--- START Information given ---
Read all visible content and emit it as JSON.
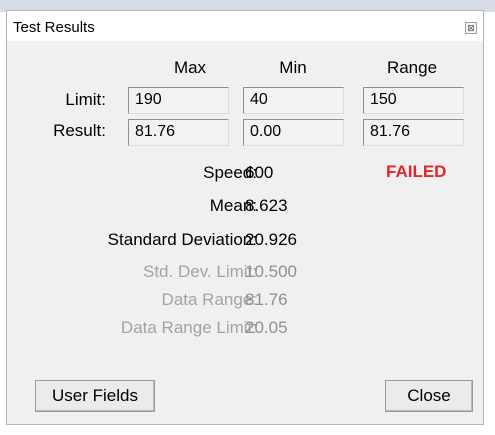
{
  "window": {
    "title": "Test Results",
    "close_glyph": "⊠"
  },
  "columns": [
    "Max",
    "Min",
    "Range"
  ],
  "limit": {
    "label": "Limit:",
    "max": "190",
    "min": "40",
    "range": "150"
  },
  "result": {
    "label": "Result:",
    "max": "81.76",
    "min": "0.00",
    "range": "81.76"
  },
  "status": {
    "text": "FAILED",
    "color": "#e3262a"
  },
  "stats": {
    "speed": {
      "label": "Speed:",
      "value": "600"
    },
    "mean": {
      "label": "Mean:",
      "value": "8.623"
    },
    "std_dev": {
      "label": "Standard Deviation:",
      "value": "20.926"
    },
    "std_dev_limit": {
      "label": "Std. Dev. Limit:",
      "value": "10.500"
    },
    "data_range": {
      "label": "Data Range:",
      "value": "81.76"
    },
    "data_range_limit": {
      "label": "Data Range Limit:",
      "value": "20.05"
    }
  },
  "buttons": {
    "user_fields": "User Fields",
    "close": "Close"
  }
}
--- END Information given ---
-- Task statement --
From the entries above, copy out every line where the string "label" appears.

-- The response --
    "label": "Limit:",
    "label": "Result:",
      "label": "Speed:",
      "label": "Mean:",
      "label": "Standard Deviation:",
      "label": "Std. Dev. Limit:",
      "label": "Data Range:",
      "label": "Data Range Limit:",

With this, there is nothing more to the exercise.